EXERCISE DETAILS: Render every line of the material below as a Markdown table with two columns, No. and Entry, numbering the rows in order. Omit blank lines and leave the pictures out.

DATA TO USE:

_____

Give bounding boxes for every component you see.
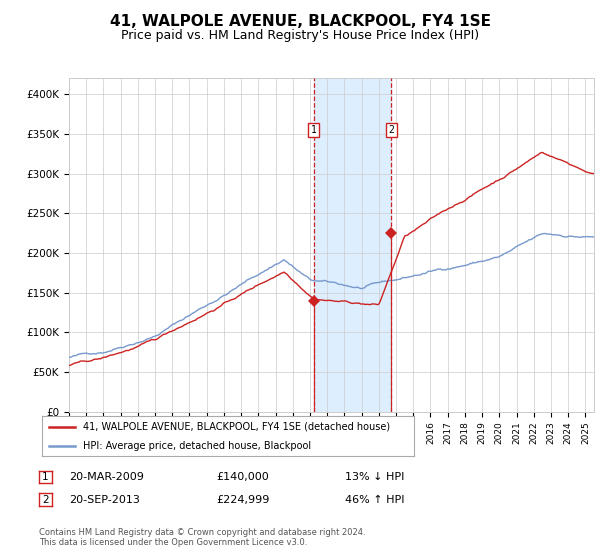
Text: 2: 2: [388, 125, 394, 135]
Text: Price paid vs. HM Land Registry's House Price Index (HPI): Price paid vs. HM Land Registry's House …: [121, 29, 479, 42]
Bar: [314, 78, 391, 412]
Text: 46% ↑ HPI: 46% ↑ HPI: [345, 494, 404, 505]
Text: £140,000: £140,000: [216, 472, 269, 482]
Text: 41, WALPOLE AVENUE, BLACKPOOL, FY4 1SE: 41, WALPOLE AVENUE, BLACKPOOL, FY4 1SE: [110, 14, 491, 29]
Text: Contains HM Land Registry data © Crown copyright and database right 2024.
This d: Contains HM Land Registry data © Crown c…: [39, 528, 365, 547]
Text: £224,999: £224,999: [216, 494, 269, 505]
Text: 2: 2: [42, 494, 49, 505]
Text: 41, WALPOLE AVENUE, BLACKPOOL, FY4 1SE (detached house): 41, WALPOLE AVENUE, BLACKPOOL, FY4 1SE (…: [83, 422, 390, 432]
Text: 1: 1: [42, 472, 49, 482]
Text: 1: 1: [311, 125, 317, 135]
Text: 13% ↓ HPI: 13% ↓ HPI: [345, 472, 404, 482]
Text: 20-SEP-2013: 20-SEP-2013: [69, 494, 140, 505]
Text: HPI: Average price, detached house, Blackpool: HPI: Average price, detached house, Blac…: [83, 441, 311, 451]
Text: 20-MAR-2009: 20-MAR-2009: [69, 472, 144, 482]
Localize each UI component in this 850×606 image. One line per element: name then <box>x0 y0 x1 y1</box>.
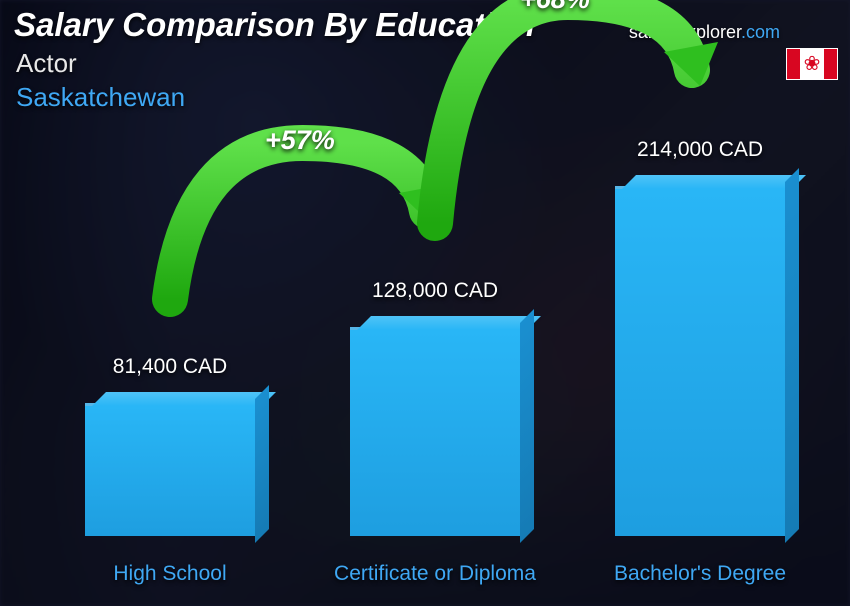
bar-chart: 81,400 CADHigh School128,000 CADCertific… <box>40 120 800 586</box>
increase-arrows <box>40 120 800 586</box>
content-layer: Salary Comparison By Education Actor Sas… <box>0 0 850 606</box>
chart-subtitle-profession: Actor <box>16 48 77 79</box>
watermark-accent: .com <box>741 22 780 42</box>
chart-title: Salary Comparison By Education <box>14 6 535 44</box>
increase-percent: +57% <box>265 125 335 156</box>
chart-subtitle-region: Saskatchewan <box>16 82 185 113</box>
country-flag-icon: ❀ <box>786 48 838 80</box>
increase-percent: +68% <box>520 0 590 15</box>
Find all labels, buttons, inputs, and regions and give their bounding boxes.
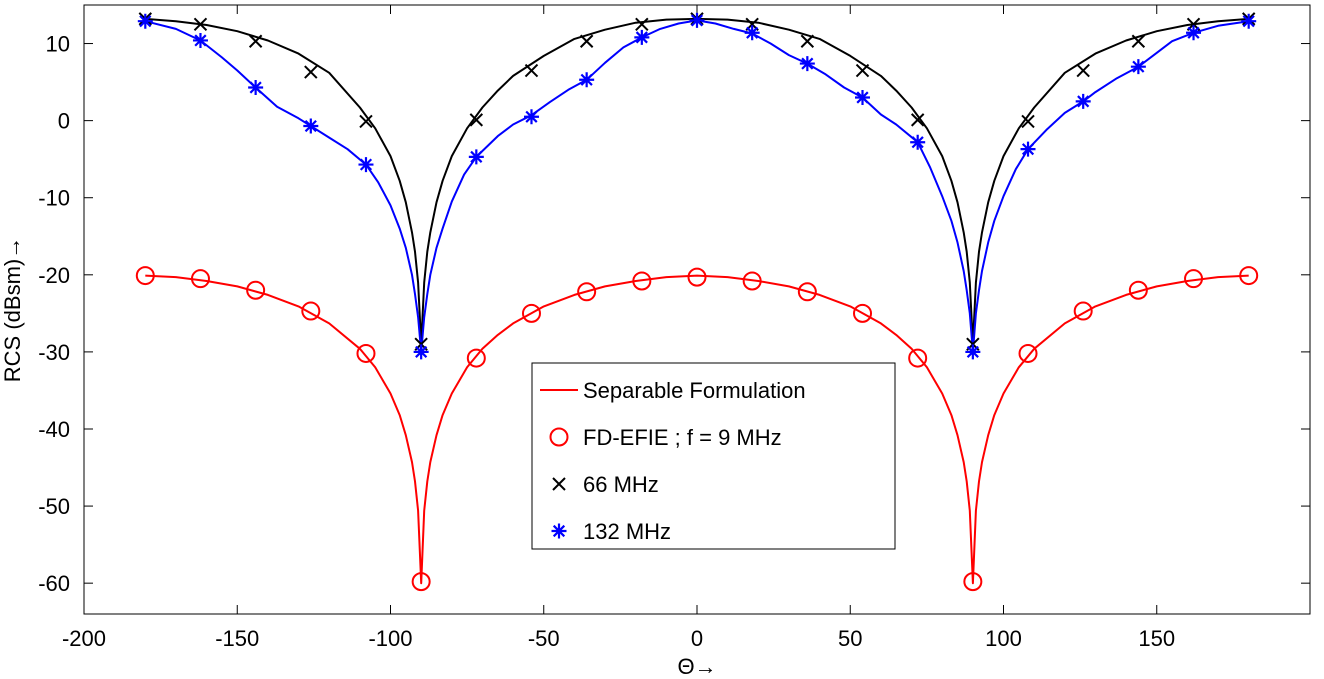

_____

FINAL RESULT:
| No. | Entry |
|---|---|
| 1 | Give bounding boxes for every component you see. |
| 2 | Text: 2: 2: [388, 125, 394, 135] |
| 3 | Text: Price paid vs. HM Land Registry's House Price Index (HPI): Price paid vs. HM Land Registry's House …: [121, 29, 479, 42] |
| 4 | Bar: [314, 78, 391, 412] |
| 5 | Text: 46% ↑ HPI: 46% ↑ HPI: [345, 494, 404, 505] |
| 6 | Text: £140,000: £140,000: [216, 472, 269, 482] |
| 7 | Text: 41, WALPOLE AVENUE, BLACKPOOL, FY4 1SE: 41, WALPOLE AVENUE, BLACKPOOL, FY4 1SE: [110, 14, 491, 29] |
| 8 | Text: Contains HM Land Registry data © Crown copyright and database right 2024. |
| 9 | This d: Contains HM Land Registry data © Crown c…: [39, 528, 365, 547] |
| 10 | Text: £224,999: £224,999: [216, 494, 269, 505] |
| 11 | Text: 2: 2: [42, 494, 49, 505] |
| 12 | Text: 41, WALPOLE AVENUE, BLACKPOOL, FY4 1SE (detached house): 41, WALPOLE AVENUE, BLACKPOOL, FY4 1SE (…: [83, 422, 390, 432] |
| 13 | Text: 1: 1: [42, 472, 49, 482] |
| 14 | Text: 1: 1: [311, 125, 317, 135] |
| 15 | Text: 13% ↓ HPI: 13% ↓ HPI: [345, 472, 404, 482] |
| 16 | Text: 20-SEP-2013: 20-SEP-2013: [69, 494, 140, 505] |
| 17 | Text: HPI: Average price, detached house, Blackpool: HPI: Average price, detached house, Blac…: [83, 441, 311, 451] |
| 18 | Text: 20-MAR-2009: 20-MAR-2009: [69, 472, 144, 482] |
| 19 | Localize each UI component in this 850×606 image. One line per element: name then <box>x0 y0 x1 y1</box>. |
| 20 | bar-chart: 81,400 CADHigh School128,000 CADCertific… <box>40 120 800 586</box> |
| 21 | increase-arrows <box>40 120 800 586</box> |
| 22 | content-layer: Salary Comparison By Education Actor Sas… <box>0 0 850 606</box> |
| 23 | chart-subtitle-profession: Actor <box>16 48 77 79</box> |
| 24 | watermark-accent: .com <box>741 22 780 42</box> |
| 25 | chart-title: Salary Comparison By Education <box>14 6 535 44</box> |
| 26 | increase-percent: +57% <box>265 125 335 156</box> |
| 27 | chart-subtitle-region: Saskatchewan <box>16 82 185 113</box> |
| 28 | country-flag-icon: ❀ <box>786 48 838 80</box> |
| 29 | increase-percent: +68% <box>520 0 590 15</box> |
| 30 | Find all labels, buttons, inputs, and regions and give their bounding boxes. |